_The problem_. Quote all entries in full, exactly.

_Data listing_.
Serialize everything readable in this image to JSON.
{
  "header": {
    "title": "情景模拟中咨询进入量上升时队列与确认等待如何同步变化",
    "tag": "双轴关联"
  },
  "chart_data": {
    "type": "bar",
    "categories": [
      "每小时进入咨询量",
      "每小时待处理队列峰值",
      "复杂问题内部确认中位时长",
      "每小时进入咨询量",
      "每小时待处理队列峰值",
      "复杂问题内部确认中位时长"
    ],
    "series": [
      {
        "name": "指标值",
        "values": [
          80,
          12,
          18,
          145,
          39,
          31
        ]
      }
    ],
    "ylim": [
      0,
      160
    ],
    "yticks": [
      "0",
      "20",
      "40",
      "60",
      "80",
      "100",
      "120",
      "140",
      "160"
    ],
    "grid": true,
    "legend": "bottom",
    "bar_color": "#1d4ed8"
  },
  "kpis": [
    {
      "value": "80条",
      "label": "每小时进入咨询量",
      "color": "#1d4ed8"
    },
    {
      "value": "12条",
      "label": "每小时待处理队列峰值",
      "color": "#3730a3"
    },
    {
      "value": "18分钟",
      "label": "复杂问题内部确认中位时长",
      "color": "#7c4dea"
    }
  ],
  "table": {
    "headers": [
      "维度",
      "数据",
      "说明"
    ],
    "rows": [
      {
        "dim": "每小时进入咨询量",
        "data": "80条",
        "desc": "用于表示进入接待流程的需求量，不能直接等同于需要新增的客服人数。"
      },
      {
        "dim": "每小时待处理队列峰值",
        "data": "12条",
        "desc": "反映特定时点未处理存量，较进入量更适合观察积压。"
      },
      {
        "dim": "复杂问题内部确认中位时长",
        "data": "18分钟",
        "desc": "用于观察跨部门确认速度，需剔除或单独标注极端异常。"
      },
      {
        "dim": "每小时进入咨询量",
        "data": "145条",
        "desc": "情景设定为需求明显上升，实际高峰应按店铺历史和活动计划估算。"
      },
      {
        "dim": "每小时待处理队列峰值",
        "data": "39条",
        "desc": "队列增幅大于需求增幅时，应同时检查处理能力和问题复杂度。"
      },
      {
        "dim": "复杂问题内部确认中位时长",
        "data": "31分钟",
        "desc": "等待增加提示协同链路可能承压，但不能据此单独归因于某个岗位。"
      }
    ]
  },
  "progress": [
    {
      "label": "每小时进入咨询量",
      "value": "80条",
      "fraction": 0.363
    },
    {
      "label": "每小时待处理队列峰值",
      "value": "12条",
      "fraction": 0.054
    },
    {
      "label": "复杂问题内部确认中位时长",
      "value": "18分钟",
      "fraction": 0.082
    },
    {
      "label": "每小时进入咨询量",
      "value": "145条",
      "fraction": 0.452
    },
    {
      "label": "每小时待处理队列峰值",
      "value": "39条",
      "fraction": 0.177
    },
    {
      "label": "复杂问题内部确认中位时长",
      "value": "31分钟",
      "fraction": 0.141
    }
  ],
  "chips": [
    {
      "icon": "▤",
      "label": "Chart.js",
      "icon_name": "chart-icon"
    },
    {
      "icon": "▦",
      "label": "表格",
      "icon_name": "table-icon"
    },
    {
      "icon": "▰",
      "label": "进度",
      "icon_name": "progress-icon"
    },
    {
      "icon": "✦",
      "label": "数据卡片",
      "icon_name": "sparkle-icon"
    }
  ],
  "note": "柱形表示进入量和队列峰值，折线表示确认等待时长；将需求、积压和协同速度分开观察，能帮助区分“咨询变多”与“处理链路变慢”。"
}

_Result of the exercise_.
Serialize everything readable in this image to JSON.
{
  "header": {
    "title": "情景模拟中咨询进入量上升时队列与确认等待如何同步变化",
    "tag": "双轴关联"
  },
  "chart_data": {
    "type": "bar",
    "categories": [
      "每小时进入咨询量",
      "每小时待处理队列峰值",
      "复杂问题内部确认中位时长",
      "每小时进入咨询量",
      "每小时待处理队列峰值",
      "复杂问题内部确认中位时长"
    ],
    "series": [
      {
        "name": "指标值",
        "values": [
          80,
          12,
          18,
          145,
          39,
          31
        ]
      }
    ],
    "ylim": [
      0,
      160
    ],
    "yticks": [
      "0",
      "20",
      "40",
      "60",
      "80",
      "100",
      "120",
      "140",
      "160"
    ],
    "grid": true,
    "legend": "bottom",
    "bar_color": "#1d4ed8"
  },
  "kpis": [
    {
      "value": "80条",
      "label": "每小时进入咨询量",
      "color": "#1d4ed8"
    },
    {
      "value": "12条",
      "label": "每小时待处理队列峰值",
      "color": "#3730a3"
    },
    {
      "value": "18分钟",
      "label": "复杂问题内部确认中位时长",
      "color": "#7c4dea"
    }
  ],
  "table": {
    "headers": [
      "维度",
      "数据",
      "说明"
    ],
    "rows": [
      {
        "dim": "每小时进入咨询量",
        "data": "80条",
        "desc": "用于表示进入接待流程的需求量，不能直接等同于需要新增的客服人数。"
      },
      {
        "dim": "每小时待处理队列峰值",
        "data": "12条",
        "desc": "反映特定时点未处理存量，较进入量更适合观察积压。"
      },
      {
        "dim": "复杂问题内部确认中位时长",
        "data": "18分钟",
        "desc": "用于观察跨部门确认速度，需剔除或单独标注极端异常。"
      },
      {
        "dim": "每小时进入咨询量",
        "data": "145条",
        "desc": "情景设定为需求明显上升，实际高峰应按店铺历史和活动计划估算。"
      },
      {
        "dim": "每小时待处理队列峰值",
        "data": "39条",
        "desc": "队列增幅大于需求增幅时，应同时检查处理能力和问题复杂度。"
      },
      {
        "dim": "复杂问题内部确认中位时长",
        "data": "31分钟",
        "desc": "等待增加提示协同链路可能承压，但不能据此单独归因于某个岗位。"
      }
    ]
  },
  "progress": [
    {
      "label": "每小时进入咨询量",
      "value": "80条",
      "fraction": 0.363
    },
    {
      "label": "每小时待处理队列峰值",
      "value": "12条",
      "fraction": 0.054
    },
    {
      "label": "复杂问题内部确认中位时长",
      "value": "18分钟",
      "fraction": 0.082
    },
    {
      "label": "每小时进入咨询量",
      "value": "145条",
      "fraction": 0.452
    },
    {
      "label": "每小时待处理队列峰值",
      "value": "39条",
      "fraction": 0.177
    },
    {
      "label": "复杂问题内部确认中位时长",
      "value": "31分钟",
      "fraction": 0.141
    }
  ],
  "chips": [
    {
      "icon": "▤",
      "label": "Chart.js",
      "icon_name": "chart-icon"
    },
    {
      "icon": "▦",
      "label": "表格",
      "icon_name": "table-icon"
    },
    {
      "icon": "▰",
      "label": "进度",
      "icon_name": "progress-icon"
    },
    {
      "icon": "✦",
      "label": "数据卡片",
      "icon_name": "sparkle-icon"
    }
  ],
  "note": "柱形表示进入量和队列峰值，折线表示确认等待时长；将需求、积压和协同速度分开观察，能帮助区分“咨询变多”与“处理链路变慢”。"
}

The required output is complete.